§ **Stored dataset items**:
--*--

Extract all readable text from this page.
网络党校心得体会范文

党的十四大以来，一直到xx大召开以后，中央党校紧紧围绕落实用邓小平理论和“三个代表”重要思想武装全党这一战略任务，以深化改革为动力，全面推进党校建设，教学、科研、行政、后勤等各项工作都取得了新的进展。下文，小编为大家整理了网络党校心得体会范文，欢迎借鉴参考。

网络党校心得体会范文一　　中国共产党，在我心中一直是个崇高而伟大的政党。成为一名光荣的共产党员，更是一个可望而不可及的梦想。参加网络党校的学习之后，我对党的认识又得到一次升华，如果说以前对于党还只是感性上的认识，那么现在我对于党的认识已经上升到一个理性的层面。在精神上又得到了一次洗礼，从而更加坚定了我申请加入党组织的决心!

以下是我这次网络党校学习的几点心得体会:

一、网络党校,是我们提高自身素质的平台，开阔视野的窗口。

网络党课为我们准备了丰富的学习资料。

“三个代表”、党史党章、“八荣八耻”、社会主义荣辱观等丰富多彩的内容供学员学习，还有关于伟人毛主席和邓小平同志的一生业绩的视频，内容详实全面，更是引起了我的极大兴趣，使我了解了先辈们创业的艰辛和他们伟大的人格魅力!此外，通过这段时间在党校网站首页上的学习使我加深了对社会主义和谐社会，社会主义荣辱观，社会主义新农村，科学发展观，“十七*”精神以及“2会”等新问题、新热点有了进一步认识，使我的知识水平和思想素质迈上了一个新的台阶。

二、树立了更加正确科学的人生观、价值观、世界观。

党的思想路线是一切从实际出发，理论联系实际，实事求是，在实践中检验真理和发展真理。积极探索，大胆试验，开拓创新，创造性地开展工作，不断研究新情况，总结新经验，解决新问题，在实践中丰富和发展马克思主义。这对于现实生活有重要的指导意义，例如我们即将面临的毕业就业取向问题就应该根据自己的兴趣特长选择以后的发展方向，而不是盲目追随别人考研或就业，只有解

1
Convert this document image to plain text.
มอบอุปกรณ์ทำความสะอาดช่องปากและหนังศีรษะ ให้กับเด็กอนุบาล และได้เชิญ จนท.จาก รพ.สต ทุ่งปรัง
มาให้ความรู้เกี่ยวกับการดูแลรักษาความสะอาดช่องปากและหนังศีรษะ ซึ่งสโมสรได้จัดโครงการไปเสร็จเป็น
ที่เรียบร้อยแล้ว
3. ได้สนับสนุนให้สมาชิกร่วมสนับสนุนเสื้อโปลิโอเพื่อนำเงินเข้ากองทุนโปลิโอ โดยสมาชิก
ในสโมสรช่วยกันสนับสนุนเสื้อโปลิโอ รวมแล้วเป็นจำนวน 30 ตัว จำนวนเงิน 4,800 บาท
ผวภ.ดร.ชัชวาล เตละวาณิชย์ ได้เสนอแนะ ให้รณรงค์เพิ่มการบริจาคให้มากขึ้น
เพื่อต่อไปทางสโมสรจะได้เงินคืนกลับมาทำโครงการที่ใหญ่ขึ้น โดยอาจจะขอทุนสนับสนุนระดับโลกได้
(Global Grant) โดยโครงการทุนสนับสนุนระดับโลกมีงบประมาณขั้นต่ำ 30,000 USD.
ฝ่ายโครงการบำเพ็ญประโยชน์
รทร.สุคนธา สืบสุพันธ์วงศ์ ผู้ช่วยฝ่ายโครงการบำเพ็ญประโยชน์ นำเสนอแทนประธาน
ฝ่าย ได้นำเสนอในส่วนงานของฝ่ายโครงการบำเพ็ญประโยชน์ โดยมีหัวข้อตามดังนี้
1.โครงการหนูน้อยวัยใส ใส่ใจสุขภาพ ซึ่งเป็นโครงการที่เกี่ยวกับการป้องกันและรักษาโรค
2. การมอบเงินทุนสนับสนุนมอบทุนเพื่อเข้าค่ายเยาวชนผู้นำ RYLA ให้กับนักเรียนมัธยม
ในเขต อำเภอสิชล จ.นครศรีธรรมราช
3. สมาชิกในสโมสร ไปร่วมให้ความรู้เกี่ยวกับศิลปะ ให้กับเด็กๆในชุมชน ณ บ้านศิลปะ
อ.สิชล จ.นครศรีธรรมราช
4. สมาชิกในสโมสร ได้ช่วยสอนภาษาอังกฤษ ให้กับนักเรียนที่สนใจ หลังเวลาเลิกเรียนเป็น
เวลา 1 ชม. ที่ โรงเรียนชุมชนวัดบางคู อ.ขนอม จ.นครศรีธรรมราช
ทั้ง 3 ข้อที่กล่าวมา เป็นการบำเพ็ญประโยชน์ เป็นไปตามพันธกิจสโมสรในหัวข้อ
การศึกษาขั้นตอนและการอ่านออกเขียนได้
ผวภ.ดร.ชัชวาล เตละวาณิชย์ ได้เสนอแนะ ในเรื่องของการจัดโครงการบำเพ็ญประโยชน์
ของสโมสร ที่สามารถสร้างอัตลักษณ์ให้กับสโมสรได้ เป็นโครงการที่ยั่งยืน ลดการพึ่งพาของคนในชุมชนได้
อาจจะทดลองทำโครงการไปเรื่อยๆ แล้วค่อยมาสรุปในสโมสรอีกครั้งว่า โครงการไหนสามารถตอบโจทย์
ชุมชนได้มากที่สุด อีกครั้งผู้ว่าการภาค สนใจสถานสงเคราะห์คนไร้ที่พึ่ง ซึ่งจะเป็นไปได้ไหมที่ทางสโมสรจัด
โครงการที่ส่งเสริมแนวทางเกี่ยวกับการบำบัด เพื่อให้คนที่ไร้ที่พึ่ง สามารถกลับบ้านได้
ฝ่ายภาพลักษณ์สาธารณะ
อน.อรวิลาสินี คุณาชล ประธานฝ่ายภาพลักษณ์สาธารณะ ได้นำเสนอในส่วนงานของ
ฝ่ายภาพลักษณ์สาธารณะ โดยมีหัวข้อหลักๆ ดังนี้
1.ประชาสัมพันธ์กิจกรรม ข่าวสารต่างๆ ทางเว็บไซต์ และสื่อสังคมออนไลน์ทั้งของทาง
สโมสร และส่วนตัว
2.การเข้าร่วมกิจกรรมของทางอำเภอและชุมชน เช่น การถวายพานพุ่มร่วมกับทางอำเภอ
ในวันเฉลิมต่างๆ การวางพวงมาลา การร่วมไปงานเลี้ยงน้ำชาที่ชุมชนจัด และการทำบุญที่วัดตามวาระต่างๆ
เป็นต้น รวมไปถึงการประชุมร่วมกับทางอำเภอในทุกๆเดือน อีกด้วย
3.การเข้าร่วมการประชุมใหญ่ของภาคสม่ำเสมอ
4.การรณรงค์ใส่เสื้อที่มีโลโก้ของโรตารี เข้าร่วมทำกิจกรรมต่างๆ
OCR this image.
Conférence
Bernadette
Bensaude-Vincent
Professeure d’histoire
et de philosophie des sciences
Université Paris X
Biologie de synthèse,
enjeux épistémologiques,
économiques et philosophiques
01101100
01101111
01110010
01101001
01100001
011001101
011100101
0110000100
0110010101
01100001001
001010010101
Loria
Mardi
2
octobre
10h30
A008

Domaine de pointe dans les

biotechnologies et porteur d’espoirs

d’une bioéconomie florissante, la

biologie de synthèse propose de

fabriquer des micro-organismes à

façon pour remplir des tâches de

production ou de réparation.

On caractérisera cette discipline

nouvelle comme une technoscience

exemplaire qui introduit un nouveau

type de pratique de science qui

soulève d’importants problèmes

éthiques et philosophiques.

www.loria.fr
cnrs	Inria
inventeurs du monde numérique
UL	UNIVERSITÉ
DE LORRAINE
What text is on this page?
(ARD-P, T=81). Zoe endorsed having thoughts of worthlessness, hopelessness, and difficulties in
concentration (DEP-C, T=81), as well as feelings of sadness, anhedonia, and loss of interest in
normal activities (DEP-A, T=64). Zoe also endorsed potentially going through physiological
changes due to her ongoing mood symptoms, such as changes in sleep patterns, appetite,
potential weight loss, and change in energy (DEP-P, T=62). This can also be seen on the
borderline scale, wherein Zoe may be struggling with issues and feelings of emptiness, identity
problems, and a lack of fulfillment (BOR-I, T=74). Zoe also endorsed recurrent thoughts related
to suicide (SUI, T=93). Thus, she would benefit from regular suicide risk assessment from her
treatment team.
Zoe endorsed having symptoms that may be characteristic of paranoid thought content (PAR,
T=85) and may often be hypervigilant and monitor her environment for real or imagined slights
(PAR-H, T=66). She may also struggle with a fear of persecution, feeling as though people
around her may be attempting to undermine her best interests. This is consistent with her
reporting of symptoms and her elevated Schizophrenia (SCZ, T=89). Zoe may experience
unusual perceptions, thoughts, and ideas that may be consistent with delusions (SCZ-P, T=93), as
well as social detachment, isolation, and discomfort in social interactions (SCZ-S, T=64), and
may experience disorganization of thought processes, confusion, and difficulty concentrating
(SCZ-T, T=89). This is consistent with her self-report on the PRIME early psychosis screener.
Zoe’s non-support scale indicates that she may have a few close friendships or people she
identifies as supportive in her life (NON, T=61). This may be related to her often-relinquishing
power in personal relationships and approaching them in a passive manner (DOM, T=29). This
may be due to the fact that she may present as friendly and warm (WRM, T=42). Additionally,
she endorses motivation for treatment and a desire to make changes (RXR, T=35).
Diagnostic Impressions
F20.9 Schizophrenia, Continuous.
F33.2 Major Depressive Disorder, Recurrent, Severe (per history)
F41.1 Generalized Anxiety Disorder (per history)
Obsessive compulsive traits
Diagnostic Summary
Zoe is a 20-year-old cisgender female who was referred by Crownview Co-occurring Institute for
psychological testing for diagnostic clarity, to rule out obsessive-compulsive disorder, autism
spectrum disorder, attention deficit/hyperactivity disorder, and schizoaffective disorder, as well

--*--

§ **Task to complete**: Find all the lines containing "people" in the material, then copy them.

§ **Output for this task**:
(PAR-H, T=66). She may also struggle with a fear of persecution, feeling as though people
Zoe’s non-support scale indicates that she may have a few close friendships or people she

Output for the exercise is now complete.